Stored data:
*****

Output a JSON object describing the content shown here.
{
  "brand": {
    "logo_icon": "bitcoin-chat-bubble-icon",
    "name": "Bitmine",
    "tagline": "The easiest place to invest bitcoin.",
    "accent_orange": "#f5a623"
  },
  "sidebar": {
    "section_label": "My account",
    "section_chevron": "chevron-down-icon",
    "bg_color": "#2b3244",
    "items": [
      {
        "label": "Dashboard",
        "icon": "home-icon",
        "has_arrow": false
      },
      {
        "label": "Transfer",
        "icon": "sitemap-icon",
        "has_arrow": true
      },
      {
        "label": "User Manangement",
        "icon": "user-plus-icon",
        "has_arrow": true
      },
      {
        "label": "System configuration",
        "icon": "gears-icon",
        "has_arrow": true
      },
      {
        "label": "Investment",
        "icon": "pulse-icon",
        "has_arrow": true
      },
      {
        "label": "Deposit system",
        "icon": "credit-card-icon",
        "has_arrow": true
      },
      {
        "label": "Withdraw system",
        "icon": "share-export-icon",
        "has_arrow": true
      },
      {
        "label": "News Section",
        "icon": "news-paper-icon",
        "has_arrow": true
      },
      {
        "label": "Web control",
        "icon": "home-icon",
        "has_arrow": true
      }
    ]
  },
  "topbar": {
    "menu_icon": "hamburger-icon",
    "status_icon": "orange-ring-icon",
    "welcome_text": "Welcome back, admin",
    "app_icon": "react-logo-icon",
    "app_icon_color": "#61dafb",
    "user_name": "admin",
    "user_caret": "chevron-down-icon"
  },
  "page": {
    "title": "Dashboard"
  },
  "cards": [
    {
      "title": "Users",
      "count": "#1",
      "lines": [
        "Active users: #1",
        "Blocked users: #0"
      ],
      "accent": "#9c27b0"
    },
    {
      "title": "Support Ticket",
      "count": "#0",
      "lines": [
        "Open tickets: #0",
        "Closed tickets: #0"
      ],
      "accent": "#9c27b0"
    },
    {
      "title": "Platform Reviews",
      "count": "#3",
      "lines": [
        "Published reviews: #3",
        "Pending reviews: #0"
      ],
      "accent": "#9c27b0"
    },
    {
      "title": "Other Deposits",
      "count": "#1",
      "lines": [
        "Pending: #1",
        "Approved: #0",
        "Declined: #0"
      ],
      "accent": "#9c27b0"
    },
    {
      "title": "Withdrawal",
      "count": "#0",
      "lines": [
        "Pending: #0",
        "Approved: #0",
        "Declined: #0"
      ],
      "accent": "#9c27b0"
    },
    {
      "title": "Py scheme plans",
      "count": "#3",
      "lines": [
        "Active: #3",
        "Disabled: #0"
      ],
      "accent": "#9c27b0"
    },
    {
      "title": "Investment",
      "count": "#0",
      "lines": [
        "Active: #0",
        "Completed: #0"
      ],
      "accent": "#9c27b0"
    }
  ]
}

*****

Take the listing above and set it down exactly.

Output a JSON object describing the content shown here.
{
  "brand": {
    "logo_icon": "bitcoin-chat-bubble-icon",
    "name": "Bitmine",
    "tagline": "The easiest place to invest bitcoin.",
    "accent_orange": "#f5a623"
  },
  "sidebar": {
    "section_label": "My account",
    "section_chevron": "chevron-down-icon",
    "bg_color": "#2b3244",
    "items": [
      {
        "label": "Dashboard",
        "icon": "home-icon",
        "has_arrow": false
      },
      {
        "label": "Transfer",
        "icon": "sitemap-icon",
        "has_arrow": true
      },
      {
        "label": "User Manangement",
        "icon": "user-plus-icon",
        "has_arrow": true
      },
      {
        "label": "System configuration",
        "icon": "gears-icon",
        "has_arrow": true
      },
      {
        "label": "Investment",
        "icon": "pulse-icon",
        "has_arrow": true
      },
      {
        "label": "Deposit system",
        "icon": "credit-card-icon",
        "has_arrow": true
      },
      {
        "label": "Withdraw system",
        "icon": "share-export-icon",
        "has_arrow": true
      },
      {
        "label": "News Section",
        "icon": "news-paper-icon",
        "has_arrow": true
      },
      {
        "label": "Web control",
        "icon": "home-icon",
        "has_arrow": true
      }
    ]
  },
  "topbar": {
    "menu_icon": "hamburger-icon",
    "status_icon": "orange-ring-icon",
    "welcome_text": "Welcome back, admin",
    "app_icon": "react-logo-icon",
    "app_icon_color": "#61dafb",
    "user_name": "admin",
    "user_caret": "chevron-down-icon"
  },
  "page": {
    "title": "Dashboard"
  },
  "cards": [
    {
      "title": "Users",
      "count": "#1",
      "lines": [
        "Active users: #1",
        "Blocked users: #0"
      ],
      "accent": "#9c27b0"
    },
    {
      "title": "Support Ticket",
      "count": "#0",
      "lines": [
        "Open tickets: #0",
        "Closed tickets: #0"
      ],
      "accent": "#9c27b0"
    },
    {
      "title": "Platform Reviews",
      "count": "#3",
      "lines": [
        "Published reviews: #3",
        "Pending reviews: #0"
      ],
      "accent": "#9c27b0"
    },
    {
      "title": "Other Deposits",
      "count": "#1",
      "lines": [
        "Pending: #1",
        "Approved: #0",
        "Declined: #0"
      ],
      "accent": "#9c27b0"
    },
    {
      "title": "Withdrawal",
      "count": "#0",
      "lines": [
        "Pending: #0",
        "Approved: #0",
        "Declined: #0"
      ],
      "accent": "#9c27b0"
    },
    {
      "title": "Py scheme plans",
      "count": "#3",
      "lines": [
        "Active: #3",
        "Disabled: #0"
      ],
      "accent": "#9c27b0"
    },
    {
      "title": "Investment",
      "count": "#0",
      "lines": [
        "Active: #0",
        "Completed: #0"
      ],
      "accent": "#9c27b0"
    }
  ]
}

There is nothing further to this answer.